- **Your instructions**: Reproduce each record exactly.

################

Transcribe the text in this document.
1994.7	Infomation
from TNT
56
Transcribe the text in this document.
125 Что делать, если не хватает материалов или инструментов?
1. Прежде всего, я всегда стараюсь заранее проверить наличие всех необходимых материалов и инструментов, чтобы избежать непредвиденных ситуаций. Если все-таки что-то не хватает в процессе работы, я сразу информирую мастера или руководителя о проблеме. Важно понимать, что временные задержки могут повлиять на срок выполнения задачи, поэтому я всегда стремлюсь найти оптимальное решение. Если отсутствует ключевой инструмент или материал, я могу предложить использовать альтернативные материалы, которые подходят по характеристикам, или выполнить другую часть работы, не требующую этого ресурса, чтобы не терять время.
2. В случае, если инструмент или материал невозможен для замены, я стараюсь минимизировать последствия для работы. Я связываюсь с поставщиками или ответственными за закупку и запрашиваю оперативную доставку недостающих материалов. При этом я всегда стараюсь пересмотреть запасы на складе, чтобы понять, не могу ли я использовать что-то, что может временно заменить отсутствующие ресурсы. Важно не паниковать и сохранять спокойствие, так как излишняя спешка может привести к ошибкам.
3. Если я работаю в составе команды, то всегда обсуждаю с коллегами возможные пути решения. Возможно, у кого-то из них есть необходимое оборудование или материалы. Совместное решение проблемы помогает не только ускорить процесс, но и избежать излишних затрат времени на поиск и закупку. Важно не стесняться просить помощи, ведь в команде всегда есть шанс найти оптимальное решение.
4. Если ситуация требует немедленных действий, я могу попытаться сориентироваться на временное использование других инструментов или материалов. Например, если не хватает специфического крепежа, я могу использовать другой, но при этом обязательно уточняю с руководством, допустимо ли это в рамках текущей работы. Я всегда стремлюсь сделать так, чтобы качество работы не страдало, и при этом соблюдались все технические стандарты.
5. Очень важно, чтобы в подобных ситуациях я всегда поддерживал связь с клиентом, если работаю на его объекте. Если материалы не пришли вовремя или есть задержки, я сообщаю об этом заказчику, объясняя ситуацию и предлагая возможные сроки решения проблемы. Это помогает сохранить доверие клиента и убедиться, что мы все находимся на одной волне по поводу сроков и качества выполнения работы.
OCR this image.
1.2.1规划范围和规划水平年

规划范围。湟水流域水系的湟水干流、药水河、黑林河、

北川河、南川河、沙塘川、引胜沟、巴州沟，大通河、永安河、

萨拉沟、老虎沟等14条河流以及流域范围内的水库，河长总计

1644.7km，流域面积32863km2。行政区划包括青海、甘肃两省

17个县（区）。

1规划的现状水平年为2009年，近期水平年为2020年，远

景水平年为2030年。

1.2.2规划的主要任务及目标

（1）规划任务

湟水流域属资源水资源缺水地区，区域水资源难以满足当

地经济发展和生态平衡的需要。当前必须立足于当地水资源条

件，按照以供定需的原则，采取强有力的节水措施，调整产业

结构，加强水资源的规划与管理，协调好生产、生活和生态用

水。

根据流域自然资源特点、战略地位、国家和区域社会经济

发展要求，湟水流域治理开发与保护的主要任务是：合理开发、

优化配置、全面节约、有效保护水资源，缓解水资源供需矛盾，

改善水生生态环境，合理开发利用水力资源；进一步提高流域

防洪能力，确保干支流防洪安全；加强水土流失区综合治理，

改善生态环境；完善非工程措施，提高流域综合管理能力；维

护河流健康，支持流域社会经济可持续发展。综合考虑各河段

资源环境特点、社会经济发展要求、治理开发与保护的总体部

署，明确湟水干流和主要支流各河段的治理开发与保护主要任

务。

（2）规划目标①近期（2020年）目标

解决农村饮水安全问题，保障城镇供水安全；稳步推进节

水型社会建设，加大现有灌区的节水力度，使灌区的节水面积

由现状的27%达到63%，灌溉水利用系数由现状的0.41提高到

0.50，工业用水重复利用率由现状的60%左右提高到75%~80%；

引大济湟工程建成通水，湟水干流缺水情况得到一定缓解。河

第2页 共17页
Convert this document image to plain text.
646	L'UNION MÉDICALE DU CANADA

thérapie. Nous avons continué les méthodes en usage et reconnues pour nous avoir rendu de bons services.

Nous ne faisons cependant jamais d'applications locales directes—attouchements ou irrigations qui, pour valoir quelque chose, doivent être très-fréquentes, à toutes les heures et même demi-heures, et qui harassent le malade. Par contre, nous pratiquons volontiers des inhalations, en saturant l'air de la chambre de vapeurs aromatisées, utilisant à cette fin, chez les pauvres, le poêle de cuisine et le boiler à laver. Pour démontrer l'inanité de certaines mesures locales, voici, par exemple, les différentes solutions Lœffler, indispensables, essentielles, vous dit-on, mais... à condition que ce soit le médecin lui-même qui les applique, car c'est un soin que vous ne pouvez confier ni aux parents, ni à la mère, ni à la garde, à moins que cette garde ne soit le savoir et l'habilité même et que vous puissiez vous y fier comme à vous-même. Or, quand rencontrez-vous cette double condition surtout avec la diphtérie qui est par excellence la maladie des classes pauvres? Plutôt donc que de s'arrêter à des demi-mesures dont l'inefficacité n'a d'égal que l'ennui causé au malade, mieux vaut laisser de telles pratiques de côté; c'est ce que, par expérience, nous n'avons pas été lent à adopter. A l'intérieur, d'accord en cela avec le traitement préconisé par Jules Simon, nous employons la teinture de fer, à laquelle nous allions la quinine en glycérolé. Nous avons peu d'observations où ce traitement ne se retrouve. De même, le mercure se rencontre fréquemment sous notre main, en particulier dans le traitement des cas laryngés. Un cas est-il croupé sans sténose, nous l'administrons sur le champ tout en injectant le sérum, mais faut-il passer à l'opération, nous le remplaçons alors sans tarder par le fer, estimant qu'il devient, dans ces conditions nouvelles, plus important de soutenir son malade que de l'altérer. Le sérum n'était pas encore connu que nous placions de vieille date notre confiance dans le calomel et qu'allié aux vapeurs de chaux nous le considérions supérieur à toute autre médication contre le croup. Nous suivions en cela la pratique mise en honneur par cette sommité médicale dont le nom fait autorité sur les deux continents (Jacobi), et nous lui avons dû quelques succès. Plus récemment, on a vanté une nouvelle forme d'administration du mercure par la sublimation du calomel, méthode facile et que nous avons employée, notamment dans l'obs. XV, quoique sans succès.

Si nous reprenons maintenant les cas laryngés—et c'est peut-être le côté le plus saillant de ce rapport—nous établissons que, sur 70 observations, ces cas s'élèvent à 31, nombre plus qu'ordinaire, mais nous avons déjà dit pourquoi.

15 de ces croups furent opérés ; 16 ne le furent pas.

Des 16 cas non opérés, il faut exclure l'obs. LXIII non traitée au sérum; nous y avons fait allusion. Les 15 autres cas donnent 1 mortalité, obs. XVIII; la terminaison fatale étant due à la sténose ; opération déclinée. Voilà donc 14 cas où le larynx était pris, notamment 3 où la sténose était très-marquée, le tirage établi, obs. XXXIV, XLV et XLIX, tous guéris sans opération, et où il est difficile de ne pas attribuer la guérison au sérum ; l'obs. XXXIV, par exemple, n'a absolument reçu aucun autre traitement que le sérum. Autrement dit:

################

- **Right answer**:
Transcribe the text in this document.
1994.7	Infomation
from TNT
56
Transcribe the text in this document.
125 Что делать, если не хватает материалов или инструментов?
1. Прежде всего, я всегда стараюсь заранее проверить наличие всех необходимых материалов и инструментов, чтобы избежать непредвиденных ситуаций. Если все-таки что-то не хватает в процессе работы, я сразу информирую мастера или руководителя о проблеме. Важно понимать, что временные задержки могут повлиять на срок выполнения задачи, поэтому я всегда стремлюсь найти оптимальное решение. Если отсутствует ключевой инструмент или материал, я могу предложить использовать альтернативные материалы, которые подходят по характеристикам, или выполнить другую часть работы, не требующую этого ресурса, чтобы не терять время.
2. В случае, если инструмент или материал невозможен для замены, я стараюсь минимизировать последствия для работы. Я связываюсь с поставщиками или ответственными за закупку и запрашиваю оперативную доставку недостающих материалов. При этом я всегда стараюсь пересмотреть запасы на складе, чтобы понять, не могу ли я использовать что-то, что может временно заменить отсутствующие ресурсы. Важно не паниковать и сохранять спокойствие, так как излишняя спешка может привести к ошибкам.
3. Если я работаю в составе команды, то всегда обсуждаю с коллегами возможные пути решения. Возможно, у кого-то из них есть необходимое оборудование или материалы. Совместное решение проблемы помогает не только ускорить процесс, но и избежать излишних затрат времени на поиск и закупку. Важно не стесняться просить помощи, ведь в команде всегда есть шанс найти оптимальное решение.
4. Если ситуация требует немедленных действий, я могу попытаться сориентироваться на временное использование других инструментов или материалов. Например, если не хватает специфического крепежа, я могу использовать другой, но при этом обязательно уточняю с руководством, допустимо ли это в рамках текущей работы. Я всегда стремлюсь сделать так, чтобы качество работы не страдало, и при этом соблюдались все технические стандарты.
5. Очень важно, чтобы в подобных ситуациях я всегда поддерживал связь с клиентом, если работаю на его объекте. Если материалы не пришли вовремя или есть задержки, я сообщаю об этом заказчику, объясняя ситуацию и предлагая возможные сроки решения проблемы. Это помогает сохранить доверие клиента и убедиться, что мы все находимся на одной волне по поводу сроков и качества выполнения работы.
OCR this image.
1.2.1规划范围和规划水平年

规划范围。湟水流域水系的湟水干流、药水河、黑林河、

北川河、南川河、沙塘川、引胜沟、巴州沟，大通河、永安河、

萨拉沟、老虎沟等14条河流以及流域范围内的水库，河长总计

1644.7km，流域面积32863km2。行政区划包括青海、甘肃两省

17个县（区）。

1规划的现状水平年为2009年，近期水平年为2020年，远

景水平年为2030年。

1.2.2规划的主要任务及目标

（1）规划任务

湟水流域属资源水资源缺水地区，区域水资源难以满足当

地经济发展和生态平衡的需要。当前必须立足于当地水资源条

件，按照以供定需的原则，采取强有力的节水措施，调整产业

结构，加强水资源的规划与管理，协调好生产、生活和生态用

水。

根据流域自然资源特点、战略地位、国家和区域社会经济

发展要求，湟水流域治理开发与保护的主要任务是：合理开发、

优化配置、全面节约、有效保护水资源，缓解水资源供需矛盾，

改善水生生态环境，合理开发利用水力资源；进一步提高流域

防洪能力，确保干支流防洪安全；加强水土流失区综合治理，

改善生态环境；完善非工程措施，提高流域综合管理能力；维

护河流健康，支持流域社会经济可持续发展。综合考虑各河段

资源环境特点、社会经济发展要求、治理开发与保护的总体部

署，明确湟水干流和主要支流各河段的治理开发与保护主要任

务。

（2）规划目标①近期（2020年）目标

解决农村饮水安全问题，保障城镇供水安全；稳步推进节

水型社会建设，加大现有灌区的节水力度，使灌区的节水面积

由现状的27%达到63%，灌溉水利用系数由现状的0.41提高到

0.50，工业用水重复利用率由现状的60%左右提高到75%~80%；

引大济湟工程建成通水，湟水干流缺水情况得到一定缓解。河

第2页 共17页
Convert this document image to plain text.
646	L'UNION MÉDICALE DU CANADA

thérapie. Nous avons continué les méthodes en usage et reconnues pour nous avoir rendu de bons services.

Nous ne faisons cependant jamais d'applications locales directes—attouchements ou irrigations qui, pour valoir quelque chose, doivent être très-fréquentes, à toutes les heures et même demi-heures, et qui harassent le malade. Par contre, nous pratiquons volontiers des inhalations, en saturant l'air de la chambre de vapeurs aromatisées, utilisant à cette fin, chez les pauvres, le poêle de cuisine et le boiler à laver. Pour démontrer l'inanité de certaines mesures locales, voici, par exemple, les différentes solutions Lœffler, indispensables, essentielles, vous dit-on, mais... à condition que ce soit le médecin lui-même qui les applique, car c'est un soin que vous ne pouvez confier ni aux parents, ni à la mère, ni à la garde, à moins que cette garde ne soit le savoir et l'habilité même et que vous puissiez vous y fier comme à vous-même. Or, quand rencontrez-vous cette double condition surtout avec la diphtérie qui est par excellence la maladie des classes pauvres? Plutôt donc que de s'arrêter à des demi-mesures dont l'inefficacité n'a d'égal que l'ennui causé au malade, mieux vaut laisser de telles pratiques de côté; c'est ce que, par expérience, nous n'avons pas été lent à adopter. A l'intérieur, d'accord en cela avec le traitement préconisé par Jules Simon, nous employons la teinture de fer, à laquelle nous allions la quinine en glycérolé. Nous avons peu d'observations où ce traitement ne se retrouve. De même, le mercure se rencontre fréquemment sous notre main, en particulier dans le traitement des cas laryngés. Un cas est-il croupé sans sténose, nous l'administrons sur le champ tout en injectant le sérum, mais faut-il passer à l'opération, nous le remplaçons alors sans tarder par le fer, estimant qu'il devient, dans ces conditions nouvelles, plus important de soutenir son malade que de l'altérer. Le sérum n'était pas encore connu que nous placions de vieille date notre confiance dans le calomel et qu'allié aux vapeurs de chaux nous le considérions supérieur à toute autre médication contre le croup. Nous suivions en cela la pratique mise en honneur par cette sommité médicale dont le nom fait autorité sur les deux continents (Jacobi), et nous lui avons dû quelques succès. Plus récemment, on a vanté une nouvelle forme d'administration du mercure par la sublimation du calomel, méthode facile et que nous avons employée, notamment dans l'obs. XV, quoique sans succès.

Si nous reprenons maintenant les cas laryngés—et c'est peut-être le côté le plus saillant de ce rapport—nous établissons que, sur 70 observations, ces cas s'élèvent à 31, nombre plus qu'ordinaire, mais nous avons déjà dit pourquoi.

15 de ces croups furent opérés ; 16 ne le furent pas.

Des 16 cas non opérés, il faut exclure l'obs. LXIII non traitée au sérum; nous y avons fait allusion. Les 15 autres cas donnent 1 mortalité, obs. XVIII; la terminaison fatale étant due à la sténose ; opération déclinée. Voilà donc 14 cas où le larynx était pris, notamment 3 où la sténose était très-marquée, le tirage établi, obs. XXXIV, XLV et XLIX, tous guéris sans opération, et où il est difficile de ne pas attribuer la guérison au sérum ; l'obs. XXXIV, par exemple, n'a absolument reçu aucun autre traitement que le sérum. Autrement dit:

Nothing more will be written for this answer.